— Start Records for the exercise —
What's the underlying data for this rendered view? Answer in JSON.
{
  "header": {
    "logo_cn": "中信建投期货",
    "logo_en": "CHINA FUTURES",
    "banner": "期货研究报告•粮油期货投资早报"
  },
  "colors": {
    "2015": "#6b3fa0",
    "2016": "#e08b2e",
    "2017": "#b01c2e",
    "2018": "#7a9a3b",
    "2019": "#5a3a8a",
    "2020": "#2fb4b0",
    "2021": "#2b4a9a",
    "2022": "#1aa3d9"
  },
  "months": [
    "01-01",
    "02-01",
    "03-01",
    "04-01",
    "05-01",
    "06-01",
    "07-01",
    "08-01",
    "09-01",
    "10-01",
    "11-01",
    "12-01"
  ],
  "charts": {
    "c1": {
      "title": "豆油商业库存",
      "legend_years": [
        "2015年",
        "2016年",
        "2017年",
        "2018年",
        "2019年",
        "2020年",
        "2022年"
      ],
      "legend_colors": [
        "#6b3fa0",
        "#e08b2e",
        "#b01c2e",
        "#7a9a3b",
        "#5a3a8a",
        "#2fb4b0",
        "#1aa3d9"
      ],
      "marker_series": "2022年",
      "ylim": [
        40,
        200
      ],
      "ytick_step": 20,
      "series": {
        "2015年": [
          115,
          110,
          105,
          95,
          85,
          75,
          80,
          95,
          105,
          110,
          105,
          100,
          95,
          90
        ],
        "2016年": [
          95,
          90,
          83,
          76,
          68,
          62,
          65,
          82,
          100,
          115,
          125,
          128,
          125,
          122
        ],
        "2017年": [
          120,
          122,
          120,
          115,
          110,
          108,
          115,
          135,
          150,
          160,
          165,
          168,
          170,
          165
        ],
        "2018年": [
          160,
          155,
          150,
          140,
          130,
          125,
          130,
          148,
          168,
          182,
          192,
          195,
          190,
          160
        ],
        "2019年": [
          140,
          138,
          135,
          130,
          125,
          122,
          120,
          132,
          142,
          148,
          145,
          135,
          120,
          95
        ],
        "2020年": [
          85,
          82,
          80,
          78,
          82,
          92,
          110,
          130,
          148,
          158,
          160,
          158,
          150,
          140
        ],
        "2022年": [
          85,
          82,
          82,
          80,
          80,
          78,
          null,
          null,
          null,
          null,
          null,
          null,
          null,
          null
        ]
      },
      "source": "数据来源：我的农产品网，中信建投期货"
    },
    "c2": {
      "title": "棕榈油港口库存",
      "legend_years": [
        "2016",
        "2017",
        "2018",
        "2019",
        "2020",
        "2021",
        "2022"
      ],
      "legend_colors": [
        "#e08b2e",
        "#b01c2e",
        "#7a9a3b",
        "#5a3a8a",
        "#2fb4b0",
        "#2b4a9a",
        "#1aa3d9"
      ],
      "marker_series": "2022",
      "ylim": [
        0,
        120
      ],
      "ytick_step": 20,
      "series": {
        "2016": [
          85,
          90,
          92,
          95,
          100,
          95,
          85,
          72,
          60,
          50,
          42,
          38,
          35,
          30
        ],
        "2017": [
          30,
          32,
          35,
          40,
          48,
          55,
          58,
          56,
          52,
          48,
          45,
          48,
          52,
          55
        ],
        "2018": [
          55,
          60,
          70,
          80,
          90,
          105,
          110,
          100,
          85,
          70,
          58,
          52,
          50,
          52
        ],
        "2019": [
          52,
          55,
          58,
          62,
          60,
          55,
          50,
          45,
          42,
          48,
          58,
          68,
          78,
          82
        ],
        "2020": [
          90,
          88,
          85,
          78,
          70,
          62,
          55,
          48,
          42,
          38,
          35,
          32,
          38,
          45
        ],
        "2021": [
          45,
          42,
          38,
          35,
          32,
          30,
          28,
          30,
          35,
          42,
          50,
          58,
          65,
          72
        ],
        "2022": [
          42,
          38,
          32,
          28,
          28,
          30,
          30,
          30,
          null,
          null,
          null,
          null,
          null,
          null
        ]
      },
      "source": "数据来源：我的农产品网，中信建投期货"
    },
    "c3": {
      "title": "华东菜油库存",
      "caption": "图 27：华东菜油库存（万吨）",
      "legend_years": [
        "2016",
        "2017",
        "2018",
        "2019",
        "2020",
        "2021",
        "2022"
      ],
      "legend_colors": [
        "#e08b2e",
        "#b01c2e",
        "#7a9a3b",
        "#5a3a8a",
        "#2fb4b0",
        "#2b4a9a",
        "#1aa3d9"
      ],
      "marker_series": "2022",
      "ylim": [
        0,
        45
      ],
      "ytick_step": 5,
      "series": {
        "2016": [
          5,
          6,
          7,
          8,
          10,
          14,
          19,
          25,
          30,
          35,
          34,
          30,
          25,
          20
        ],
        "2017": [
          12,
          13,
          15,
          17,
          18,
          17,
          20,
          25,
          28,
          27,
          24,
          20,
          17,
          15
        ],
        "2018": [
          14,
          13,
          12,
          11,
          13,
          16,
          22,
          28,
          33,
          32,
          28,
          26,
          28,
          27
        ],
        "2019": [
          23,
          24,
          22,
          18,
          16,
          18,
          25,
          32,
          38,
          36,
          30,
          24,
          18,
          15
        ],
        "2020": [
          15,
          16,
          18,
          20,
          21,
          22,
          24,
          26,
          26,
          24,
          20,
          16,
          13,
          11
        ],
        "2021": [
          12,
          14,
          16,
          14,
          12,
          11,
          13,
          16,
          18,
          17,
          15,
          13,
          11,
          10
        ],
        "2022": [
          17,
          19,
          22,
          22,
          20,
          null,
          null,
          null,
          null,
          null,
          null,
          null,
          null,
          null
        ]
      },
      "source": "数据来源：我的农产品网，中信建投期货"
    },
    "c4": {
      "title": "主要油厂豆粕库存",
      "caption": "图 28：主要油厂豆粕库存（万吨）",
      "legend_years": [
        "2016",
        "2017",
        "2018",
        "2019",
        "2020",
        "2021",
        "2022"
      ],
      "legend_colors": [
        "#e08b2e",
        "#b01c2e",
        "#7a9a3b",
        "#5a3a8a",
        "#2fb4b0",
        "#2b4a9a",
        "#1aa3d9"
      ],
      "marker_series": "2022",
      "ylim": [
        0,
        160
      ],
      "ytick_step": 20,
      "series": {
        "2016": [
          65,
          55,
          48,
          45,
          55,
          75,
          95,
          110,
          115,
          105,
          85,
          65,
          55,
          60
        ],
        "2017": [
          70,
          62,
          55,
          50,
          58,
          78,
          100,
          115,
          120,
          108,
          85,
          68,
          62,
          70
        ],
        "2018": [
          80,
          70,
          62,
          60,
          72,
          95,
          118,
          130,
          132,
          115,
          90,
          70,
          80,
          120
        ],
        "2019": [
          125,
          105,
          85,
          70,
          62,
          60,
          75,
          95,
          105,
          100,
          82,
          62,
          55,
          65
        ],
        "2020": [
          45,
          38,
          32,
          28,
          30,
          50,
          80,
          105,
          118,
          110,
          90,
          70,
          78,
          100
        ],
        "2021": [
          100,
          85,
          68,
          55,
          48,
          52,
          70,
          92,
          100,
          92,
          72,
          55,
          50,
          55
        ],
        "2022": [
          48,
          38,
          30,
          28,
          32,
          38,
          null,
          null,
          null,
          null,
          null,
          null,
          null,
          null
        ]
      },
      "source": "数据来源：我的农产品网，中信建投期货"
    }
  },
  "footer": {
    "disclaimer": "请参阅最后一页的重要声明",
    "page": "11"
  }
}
— End Records for the exercise —
Exercise task: Transcribe every entry word for word.

Answer to this task:
What's the underlying data for this rendered view? Answer in JSON.
{
  "header": {
    "logo_cn": "中信建投期货",
    "logo_en": "CHINA FUTURES",
    "banner": "期货研究报告•粮油期货投资早报"
  },
  "colors": {
    "2015": "#6b3fa0",
    "2016": "#e08b2e",
    "2017": "#b01c2e",
    "2018": "#7a9a3b",
    "2019": "#5a3a8a",
    "2020": "#2fb4b0",
    "2021": "#2b4a9a",
    "2022": "#1aa3d9"
  },
  "months": [
    "01-01",
    "02-01",
    "03-01",
    "04-01",
    "05-01",
    "06-01",
    "07-01",
    "08-01",
    "09-01",
    "10-01",
    "11-01",
    "12-01"
  ],
  "charts": {
    "c1": {
      "title": "豆油商业库存",
      "legend_years": [
        "2015年",
        "2016年",
        "2017年",
        "2018年",
        "2019年",
        "2020年",
        "2022年"
      ],
      "legend_colors": [
        "#6b3fa0",
        "#e08b2e",
        "#b01c2e",
        "#7a9a3b",
        "#5a3a8a",
        "#2fb4b0",
        "#1aa3d9"
      ],
      "marker_series": "2022年",
      "ylim": [
        40,
        200
      ],
      "ytick_step": 20,
      "series": {
        "2015年": [
          115,
          110,
          105,
          95,
          85,
          75,
          80,
          95,
          105,
          110,
          105,
          100,
          95,
          90
        ],
        "2016年": [
          95,
          90,
          83,
          76,
          68,
          62,
          65,
          82,
          100,
          115,
          125,
          128,
          125,
          122
        ],
        "2017年": [
          120,
          122,
          120,
          115,
          110,
          108,
          115,
          135,
          150,
          160,
          165,
          168,
          170,
          165
        ],
        "2018年": [
          160,
          155,
          150,
          140,
          130,
          125,
          130,
          148,
          168,
          182,
          192,
          195,
          190,
          160
        ],
        "2019年": [
          140,
          138,
          135,
          130,
          125,
          122,
          120,
          132,
          142,
          148,
          145,
          135,
          120,
          95
        ],
        "2020年": [
          85,
          82,
          80,
          78,
          82,
          92,
          110,
          130,
          148,
          158,
          160,
          158,
          150,
          140
        ],
        "2022年": [
          85,
          82,
          82,
          80,
          80,
          78,
          null,
          null,
          null,
          null,
          null,
          null,
          null,
          null
        ]
      },
      "source": "数据来源：我的农产品网，中信建投期货"
    },
    "c2": {
      "title": "棕榈油港口库存",
      "legend_years": [
        "2016",
        "2017",
        "2018",
        "2019",
        "2020",
        "2021",
        "2022"
      ],
      "legend_colors": [
        "#e08b2e",
        "#b01c2e",
        "#7a9a3b",
        "#5a3a8a",
        "#2fb4b0",
        "#2b4a9a",
        "#1aa3d9"
      ],
      "marker_series": "2022",
      "ylim": [
        0,
        120
      ],
      "ytick_step": 20,
      "series": {
        "2016": [
          85,
          90,
          92,
          95,
          100,
          95,
          85,
          72,
          60,
          50,
          42,
          38,
          35,
          30
        ],
        "2017": [
          30,
          32,
          35,
          40,
          48,
          55,
          58,
          56,
          52,
          48,
          45,
          48,
          52,
          55
        ],
        "2018": [
          55,
          60,
          70,
          80,
          90,
          105,
          110,
          100,
          85,
          70,
          58,
          52,
          50,
          52
        ],
        "2019": [
          52,
          55,
          58,
          62,
          60,
          55,
          50,
          45,
          42,
          48,
          58,
          68,
          78,
          82
        ],
        "2020": [
          90,
          88,
          85,
          78,
          70,
          62,
          55,
          48,
          42,
          38,
          35,
          32,
          38,
          45
        ],
        "2021": [
          45,
          42,
          38,
          35,
          32,
          30,
          28,
          30,
          35,
          42,
          50,
          58,
          65,
          72
        ],
        "2022": [
          42,
          38,
          32,
          28,
          28,
          30,
          30,
          30,
          null,
          null,
          null,
          null,
          null,
          null
        ]
      },
      "source": "数据来源：我的农产品网，中信建投期货"
    },
    "c3": {
      "title": "华东菜油库存",
      "caption": "图 27：华东菜油库存（万吨）",
      "legend_years": [
        "2016",
        "2017",
        "2018",
        "2019",
        "2020",
        "2021",
        "2022"
      ],
      "legend_colors": [
        "#e08b2e",
        "#b01c2e",
        "#7a9a3b",
        "#5a3a8a",
        "#2fb4b0",
        "#2b4a9a",
        "#1aa3d9"
      ],
      "marker_series": "2022",
      "ylim": [
        0,
        45
      ],
      "ytick_step": 5,
      "series": {
        "2016": [
          5,
          6,
          7,
          8,
          10,
          14,
          19,
          25,
          30,
          35,
          34,
          30,
          25,
          20
        ],
        "2017": [
          12,
          13,
          15,
          17,
          18,
          17,
          20,
          25,
          28,
          27,
          24,
          20,
          17,
          15
        ],
        "2018": [
          14,
          13,
          12,
          11,
          13,
          16,
          22,
          28,
          33,
          32,
          28,
          26,
          28,
          27
        ],
        "2019": [
          23,
          24,
          22,
          18,
          16,
          18,
          25,
          32,
          38,
          36,
          30,
          24,
          18,
          15
        ],
        "2020": [
          15,
          16,
          18,
          20,
          21,
          22,
          24,
          26,
          26,
          24,
          20,
          16,
          13,
          11
        ],
        "2021": [
          12,
          14,
          16,
          14,
          12,
          11,
          13,
          16,
          18,
          17,
          15,
          13,
          11,
          10
        ],
        "2022": [
          17,
          19,
          22,
          22,
          20,
          null,
          null,
          null,
          null,
          null,
          null,
          null,
          null,
          null
        ]
      },
      "source": "数据来源：我的农产品网，中信建投期货"
    },
    "c4": {
      "title": "主要油厂豆粕库存",
      "caption": "图 28：主要油厂豆粕库存（万吨）",
      "legend_years": [
        "2016",
        "2017",
        "2018",
        "2019",
        "2020",
        "2021",
        "2022"
      ],
      "legend_colors": [
        "#e08b2e",
        "#b01c2e",
        "#7a9a3b",
        "#5a3a8a",
        "#2fb4b0",
        "#2b4a9a",
        "#1aa3d9"
      ],
      "marker_series": "2022",
      "ylim": [
        0,
        160
      ],
      "ytick_step": 20,
      "series": {
        "2016": [
          65,
          55,
          48,
          45,
          55,
          75,
          95,
          110,
          115,
          105,
          85,
          65,
          55,
          60
        ],
        "2017": [
          70,
          62,
          55,
          50,
          58,
          78,
          100,
          115,
          120,
          108,
          85,
          68,
          62,
          70
        ],
        "2018": [
          80,
          70,
          62,
          60,
          72,
          95,
          118,
          130,
          132,
          115,
          90,
          70,
          80,
          120
        ],
        "2019": [
          125,
          105,
          85,
          70,
          62,
          60,
          75,
          95,
          105,
          100,
          82,
          62,
          55,
          65
        ],
        "2020": [
          45,
          38,
          32,
          28,
          30,
          50,
          80,
          105,
          118,
          110,
          90,
          70,
          78,
          100
        ],
        "2021": [
          100,
          85,
          68,
          55,
          48,
          52,
          70,
          92,
          100,
          92,
          72,
          55,
          50,
          55
        ],
        "2022": [
          48,
          38,
          30,
          28,
          32,
          38,
          null,
          null,
          null,
          null,
          null,
          null,
          null,
          null
        ]
      },
      "source": "数据来源：我的农产品网，中信建投期货"
    }
  },
  "footer": {
    "disclaimer": "请参阅最后一页的重要声明",
    "page": "11"
  }
}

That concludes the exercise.